[Challenge]:
Rewrite every line of the rows below as a numbered list, omitting blank lines and leaving the pictures out.

[Supplied data]:
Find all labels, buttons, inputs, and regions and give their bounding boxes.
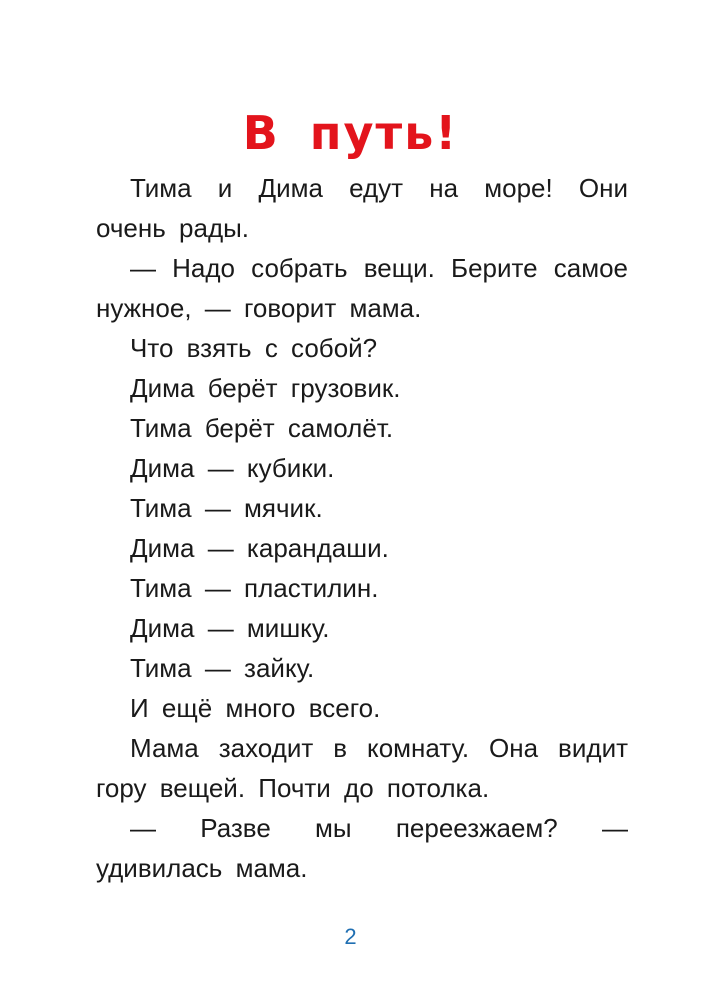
page-number: 2 — [344, 924, 357, 949]
paragraph: Тима берёт самолёт. — [130, 413, 394, 443]
paragraph: Тима — мячик. — [130, 493, 323, 523]
paragraph: Что взять с собой? — [130, 333, 378, 363]
paragraph: Тима и Дима едут на море! Они очень рады. — [96, 173, 628, 243]
paragraph: Дима берёт грузовик. — [130, 373, 401, 403]
story-text — [96, 168, 628, 888]
paragraph: — Надо собрать вещи. Берите самое нужное, — говорит мама. — [96, 253, 628, 323]
paragraph: Тима — зайку. — [130, 653, 315, 683]
paragraph: Дима — карандаши. — [130, 533, 389, 563]
paragraph: Мама заходит в комнату. Она видит гору вещей. Почти до потолка. — [96, 733, 628, 803]
paragraph: Дима — кубики. — [130, 453, 335, 483]
page-title: В путь! — [242, 105, 459, 160]
paragraph: И ещё много всего. — [130, 693, 381, 723]
paragraph: Тима — пластилин. — [130, 573, 379, 603]
paragraph: Дима — мишку. — [130, 613, 330, 643]
paragraph: — Разве мы переезжаем? — удивилась мама. — [96, 813, 628, 883]
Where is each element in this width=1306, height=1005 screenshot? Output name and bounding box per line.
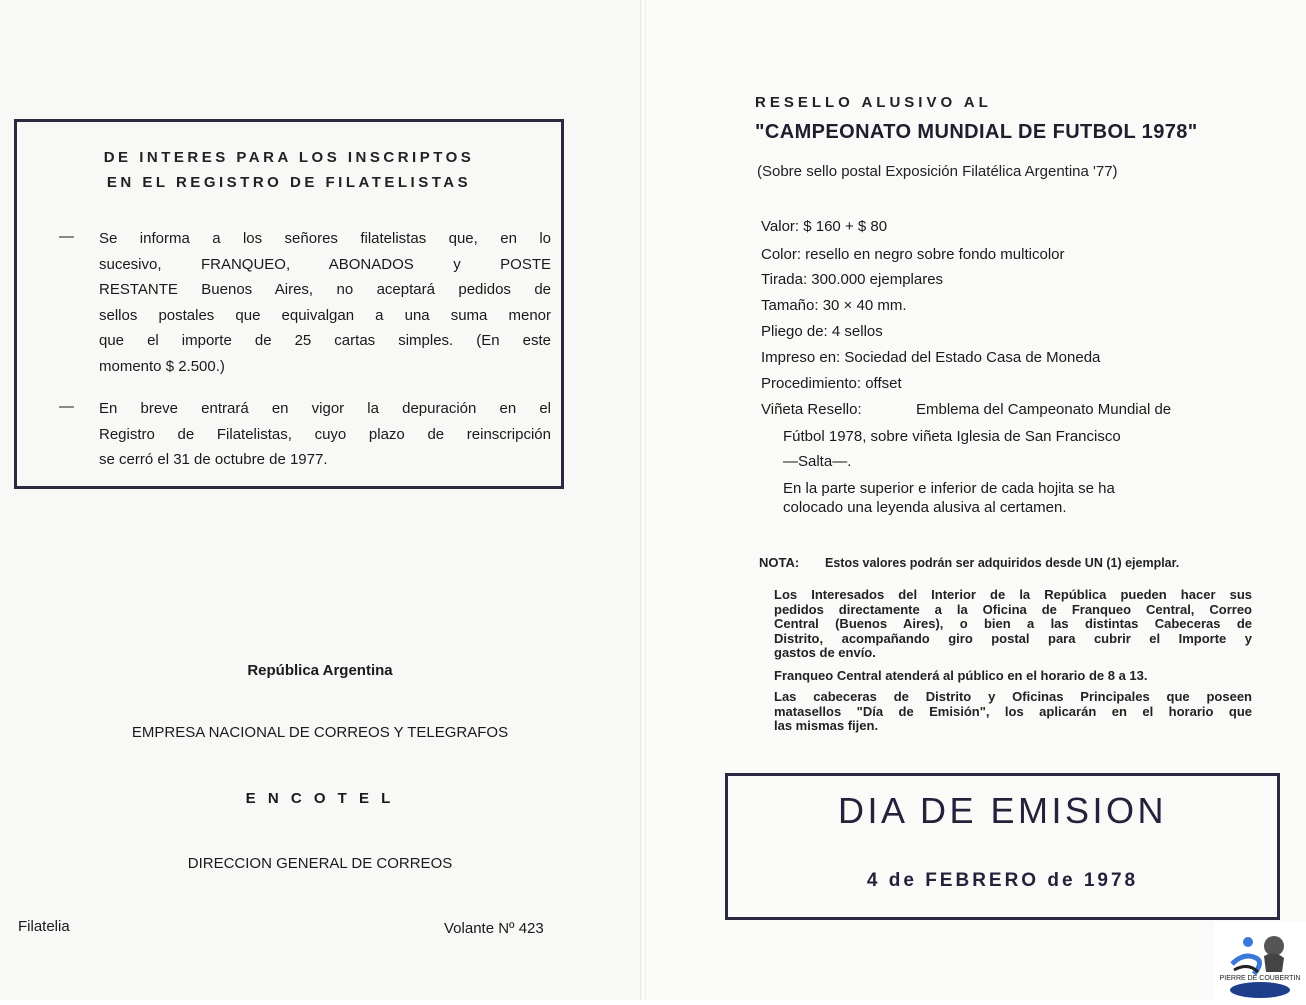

[Solution to the exercise]:
1. Find all labels, buttons, inputs, and regions and give their bounding boxes.
2. page-number: 2 — [344, 924, 357, 949]
3. paragraph: Тима берёт самолёт. — [130, 413, 394, 443]
4. paragraph: Тима — мячик. — [130, 493, 323, 523]
5. paragraph: Что взять с собой? — [130, 333, 378, 363]
6. paragraph: Тима и Дима едут на море! Они очень рады. — [96, 173, 628, 243]
7. paragraph: Дима берёт грузовик. — [130, 373, 401, 403]
8. story-text — [96, 168, 628, 888]
9. paragraph: — Надо собрать вещи. Берите самое нужное, — говорит мама. — [96, 253, 628, 323]
10. paragraph: Тима — зайку. — [130, 653, 315, 683]
11. paragraph: Дима — карандаши. — [130, 533, 389, 563]
12. paragraph: Мама заходит в комнату. Она видит гору вещей. Почти до потолка. — [96, 733, 628, 803]
13. paragraph: Дима — кубики. — [130, 453, 335, 483]
14. page-title: В путь! — [242, 105, 459, 160]
15. paragraph: И ещё много всего. — [130, 693, 381, 723]
16. paragraph: Тима — пластилин. — [130, 573, 379, 603]
17. paragraph: Дима — мишку. — [130, 613, 330, 643]
18. paragraph: — Разве мы переезжаем? — удивилась мама. — [96, 813, 628, 883]
19. Where is each element in this width=1306, height=1005 screenshot? Output name and bounding box per line.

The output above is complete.